* Begin Rows *

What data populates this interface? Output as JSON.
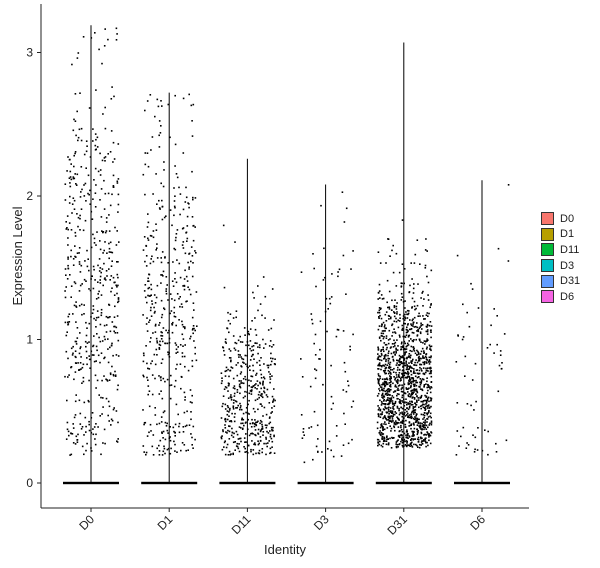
{
  "chart_data": {
    "type": "scatter",
    "subtype": "violin-jitter",
    "xlabel": "Identity",
    "ylabel": "Expression Level",
    "categories": [
      "D0",
      "D1",
      "D11",
      "D3",
      "D31",
      "D6"
    ],
    "ylim": [
      -0.17,
      3.36
    ],
    "yticks": [
      0,
      1,
      2,
      3
    ],
    "grid": false,
    "legend_position": "right",
    "series": [
      {
        "name": "D0",
        "color": "#F8766D",
        "max": 3.19,
        "n_points": 520,
        "center": 1.4,
        "spread": 0.75,
        "min_expr": 0.2
      },
      {
        "name": "D1",
        "color": "#B79F00",
        "max": 2.72,
        "n_points": 450,
        "center": 1.2,
        "spread": 0.7,
        "min_expr": 0.2
      },
      {
        "name": "D11",
        "color": "#00BA38",
        "max": 2.26,
        "n_points": 470,
        "center": 0.6,
        "spread": 0.35,
        "min_expr": 0.2
      },
      {
        "name": "D3",
        "color": "#00BFC4",
        "max": 2.08,
        "n_points": 90,
        "center": 0.9,
        "spread": 0.6,
        "min_expr": 0.15
      },
      {
        "name": "D31",
        "color": "#619CFF",
        "max": 3.07,
        "n_points": 1400,
        "center": 0.7,
        "spread": 0.35,
        "min_expr": 0.25
      },
      {
        "name": "D6",
        "color": "#F564E3",
        "max": 2.11,
        "n_points": 60,
        "center": 0.8,
        "spread": 0.5,
        "min_expr": 0.2
      }
    ]
  }
}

* End Rows *

Your task: The records above should be reproduced exactly, with no pictures included.

Solution for this problem:
What data populates this interface? Output as JSON.
{
  "chart_data": {
    "type": "scatter",
    "subtype": "violin-jitter",
    "xlabel": "Identity",
    "ylabel": "Expression Level",
    "categories": [
      "D0",
      "D1",
      "D11",
      "D3",
      "D31",
      "D6"
    ],
    "ylim": [
      -0.17,
      3.36
    ],
    "yticks": [
      0,
      1,
      2,
      3
    ],
    "grid": false,
    "legend_position": "right",
    "series": [
      {
        "name": "D0",
        "color": "#F8766D",
        "max": 3.19,
        "n_points": 520,
        "center": 1.4,
        "spread": 0.75,
        "min_expr": 0.2
      },
      {
        "name": "D1",
        "color": "#B79F00",
        "max": 2.72,
        "n_points": 450,
        "center": 1.2,
        "spread": 0.7,
        "min_expr": 0.2
      },
      {
        "name": "D11",
        "color": "#00BA38",
        "max": 2.26,
        "n_points": 470,
        "center": 0.6,
        "spread": 0.35,
        "min_expr": 0.2
      },
      {
        "name": "D3",
        "color": "#00BFC4",
        "max": 2.08,
        "n_points": 90,
        "center": 0.9,
        "spread": 0.6,
        "min_expr": 0.15
      },
      {
        "name": "D31",
        "color": "#619CFF",
        "max": 3.07,
        "n_points": 1400,
        "center": 0.7,
        "spread": 0.35,
        "min_expr": 0.25
      },
      {
        "name": "D6",
        "color": "#F564E3",
        "max": 2.11,
        "n_points": 60,
        "center": 0.8,
        "spread": 0.5,
        "min_expr": 0.2
      }
    ]
  }
}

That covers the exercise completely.